— The task —
Wherever the word "exam" appears in the entries, copy the whole line.

[Stored entries]

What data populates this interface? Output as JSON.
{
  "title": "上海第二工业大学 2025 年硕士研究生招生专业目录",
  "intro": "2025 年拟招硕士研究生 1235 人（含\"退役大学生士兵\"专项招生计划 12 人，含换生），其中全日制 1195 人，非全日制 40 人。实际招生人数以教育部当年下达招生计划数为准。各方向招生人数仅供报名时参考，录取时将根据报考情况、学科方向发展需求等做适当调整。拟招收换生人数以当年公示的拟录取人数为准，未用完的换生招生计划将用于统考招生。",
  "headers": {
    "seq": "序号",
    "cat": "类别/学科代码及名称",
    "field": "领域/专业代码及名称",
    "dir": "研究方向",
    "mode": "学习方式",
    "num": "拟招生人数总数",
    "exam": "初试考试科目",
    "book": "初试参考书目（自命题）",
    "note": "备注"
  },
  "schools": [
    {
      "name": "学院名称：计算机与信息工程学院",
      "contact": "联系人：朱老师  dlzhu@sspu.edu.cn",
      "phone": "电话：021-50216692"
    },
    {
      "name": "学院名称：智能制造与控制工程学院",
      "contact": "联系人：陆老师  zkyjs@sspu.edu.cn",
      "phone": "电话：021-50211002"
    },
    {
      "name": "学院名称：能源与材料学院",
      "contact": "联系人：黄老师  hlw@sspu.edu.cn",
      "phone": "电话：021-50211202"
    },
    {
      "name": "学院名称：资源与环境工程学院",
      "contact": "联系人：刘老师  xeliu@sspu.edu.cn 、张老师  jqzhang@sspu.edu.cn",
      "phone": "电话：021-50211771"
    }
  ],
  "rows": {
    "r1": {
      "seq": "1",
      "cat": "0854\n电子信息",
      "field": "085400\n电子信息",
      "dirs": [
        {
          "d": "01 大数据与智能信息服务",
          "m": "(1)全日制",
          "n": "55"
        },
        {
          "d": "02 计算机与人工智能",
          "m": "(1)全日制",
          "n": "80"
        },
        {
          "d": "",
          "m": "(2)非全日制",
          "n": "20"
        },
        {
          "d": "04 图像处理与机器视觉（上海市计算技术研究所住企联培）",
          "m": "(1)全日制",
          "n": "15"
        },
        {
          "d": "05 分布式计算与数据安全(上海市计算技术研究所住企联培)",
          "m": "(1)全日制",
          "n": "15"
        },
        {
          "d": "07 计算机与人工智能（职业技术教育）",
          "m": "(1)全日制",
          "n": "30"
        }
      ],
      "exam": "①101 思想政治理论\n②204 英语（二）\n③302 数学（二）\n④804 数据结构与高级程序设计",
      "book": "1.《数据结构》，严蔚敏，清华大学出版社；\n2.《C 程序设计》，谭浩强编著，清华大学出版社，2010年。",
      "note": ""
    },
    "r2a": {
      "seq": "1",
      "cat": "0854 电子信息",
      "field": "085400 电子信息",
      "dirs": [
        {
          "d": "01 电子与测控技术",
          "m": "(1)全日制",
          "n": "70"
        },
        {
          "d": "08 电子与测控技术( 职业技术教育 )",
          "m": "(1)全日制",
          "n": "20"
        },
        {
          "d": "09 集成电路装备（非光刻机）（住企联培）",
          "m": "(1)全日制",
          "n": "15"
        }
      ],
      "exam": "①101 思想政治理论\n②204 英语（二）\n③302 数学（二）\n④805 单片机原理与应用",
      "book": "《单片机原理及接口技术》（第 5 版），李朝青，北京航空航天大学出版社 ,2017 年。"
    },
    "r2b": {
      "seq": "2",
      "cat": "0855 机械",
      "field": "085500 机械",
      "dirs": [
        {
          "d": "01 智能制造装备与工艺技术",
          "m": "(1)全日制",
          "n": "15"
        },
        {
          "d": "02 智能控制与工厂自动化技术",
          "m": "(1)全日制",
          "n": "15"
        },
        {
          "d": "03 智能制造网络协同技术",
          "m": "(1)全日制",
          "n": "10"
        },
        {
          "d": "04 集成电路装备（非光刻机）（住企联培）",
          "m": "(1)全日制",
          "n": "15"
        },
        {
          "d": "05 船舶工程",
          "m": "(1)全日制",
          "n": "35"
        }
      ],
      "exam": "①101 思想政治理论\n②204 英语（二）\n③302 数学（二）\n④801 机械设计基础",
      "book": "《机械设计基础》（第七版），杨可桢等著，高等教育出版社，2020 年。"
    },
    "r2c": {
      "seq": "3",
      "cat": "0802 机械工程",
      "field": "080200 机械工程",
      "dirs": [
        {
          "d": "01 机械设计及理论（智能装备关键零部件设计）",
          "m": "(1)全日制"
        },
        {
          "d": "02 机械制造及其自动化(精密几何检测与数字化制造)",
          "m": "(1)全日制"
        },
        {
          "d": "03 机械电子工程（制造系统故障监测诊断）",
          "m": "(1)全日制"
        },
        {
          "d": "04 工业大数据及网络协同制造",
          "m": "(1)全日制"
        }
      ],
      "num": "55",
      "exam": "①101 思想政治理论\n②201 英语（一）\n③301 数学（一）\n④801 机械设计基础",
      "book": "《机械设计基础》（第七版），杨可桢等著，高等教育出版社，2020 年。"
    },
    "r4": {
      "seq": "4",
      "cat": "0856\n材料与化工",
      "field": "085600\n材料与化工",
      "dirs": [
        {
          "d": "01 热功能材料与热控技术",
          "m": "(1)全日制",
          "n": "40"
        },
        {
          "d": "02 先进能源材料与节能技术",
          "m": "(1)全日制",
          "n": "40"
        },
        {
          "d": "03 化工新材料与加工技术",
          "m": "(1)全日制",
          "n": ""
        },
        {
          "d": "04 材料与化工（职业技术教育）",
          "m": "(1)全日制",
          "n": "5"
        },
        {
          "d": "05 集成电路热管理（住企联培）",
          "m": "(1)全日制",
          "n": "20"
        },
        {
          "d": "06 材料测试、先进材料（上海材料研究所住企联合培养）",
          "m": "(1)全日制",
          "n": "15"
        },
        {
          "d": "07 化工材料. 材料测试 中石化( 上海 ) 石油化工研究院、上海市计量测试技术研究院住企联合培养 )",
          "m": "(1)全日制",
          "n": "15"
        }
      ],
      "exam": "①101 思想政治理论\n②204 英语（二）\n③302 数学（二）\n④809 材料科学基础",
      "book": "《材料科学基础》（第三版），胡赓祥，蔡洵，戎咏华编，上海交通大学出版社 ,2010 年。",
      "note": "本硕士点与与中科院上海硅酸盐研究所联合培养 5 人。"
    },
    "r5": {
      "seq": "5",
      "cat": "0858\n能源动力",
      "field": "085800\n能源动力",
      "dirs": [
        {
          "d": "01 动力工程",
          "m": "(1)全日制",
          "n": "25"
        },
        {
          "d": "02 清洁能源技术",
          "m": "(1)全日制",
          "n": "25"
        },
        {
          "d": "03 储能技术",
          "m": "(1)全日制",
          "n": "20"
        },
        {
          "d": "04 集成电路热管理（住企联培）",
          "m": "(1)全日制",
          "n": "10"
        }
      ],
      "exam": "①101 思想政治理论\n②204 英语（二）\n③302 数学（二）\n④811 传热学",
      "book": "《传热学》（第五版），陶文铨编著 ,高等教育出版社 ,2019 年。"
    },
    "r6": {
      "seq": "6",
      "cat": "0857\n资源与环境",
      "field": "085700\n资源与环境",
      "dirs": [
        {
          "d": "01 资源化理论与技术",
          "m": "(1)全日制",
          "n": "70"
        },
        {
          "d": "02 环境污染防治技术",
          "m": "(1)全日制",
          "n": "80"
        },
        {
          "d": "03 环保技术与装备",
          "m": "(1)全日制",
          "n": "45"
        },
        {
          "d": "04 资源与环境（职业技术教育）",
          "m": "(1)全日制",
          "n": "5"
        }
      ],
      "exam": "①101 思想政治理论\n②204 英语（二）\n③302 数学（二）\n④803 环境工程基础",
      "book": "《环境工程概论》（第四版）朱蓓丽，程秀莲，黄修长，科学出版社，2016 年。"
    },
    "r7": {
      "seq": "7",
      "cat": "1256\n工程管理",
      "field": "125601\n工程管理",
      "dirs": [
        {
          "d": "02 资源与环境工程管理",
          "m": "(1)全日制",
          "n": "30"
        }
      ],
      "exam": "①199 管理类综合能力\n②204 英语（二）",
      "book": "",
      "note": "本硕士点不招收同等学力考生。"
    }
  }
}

— Output of the task —
    "exam": "初试考试科目",
      "exam": "①101 思想政治理论\n②204 英语（二）\n③302 数学（二）\n④804 数据结构与高级程序设计",
      "exam": "①101 思想政治理论\n②204 英语（二）\n③302 数学（二）\n④805 单片机原理与应用",
      "exam": "①101 思想政治理论\n②204 英语（二）\n③302 数学（二）\n④801 机械设计基础",
      "exam": "①101 思想政治理论\n②201 英语（一）\n③301 数学（一）\n④801 机械设计基础",
      "exam": "①101 思想政治理论\n②204 英语（二）\n③302 数学（二）\n④809 材料科学基础",
      "exam": "①101 思想政治理论\n②204 英语（二）\n③302 数学（二）\n④811 传热学",
      "exam": "①101 思想政治理论\n②204 英语（二）\n③302 数学（二）\n④803 环境工程基础",
      "exam": "①199 管理类综合能力\n②204 英语（二）",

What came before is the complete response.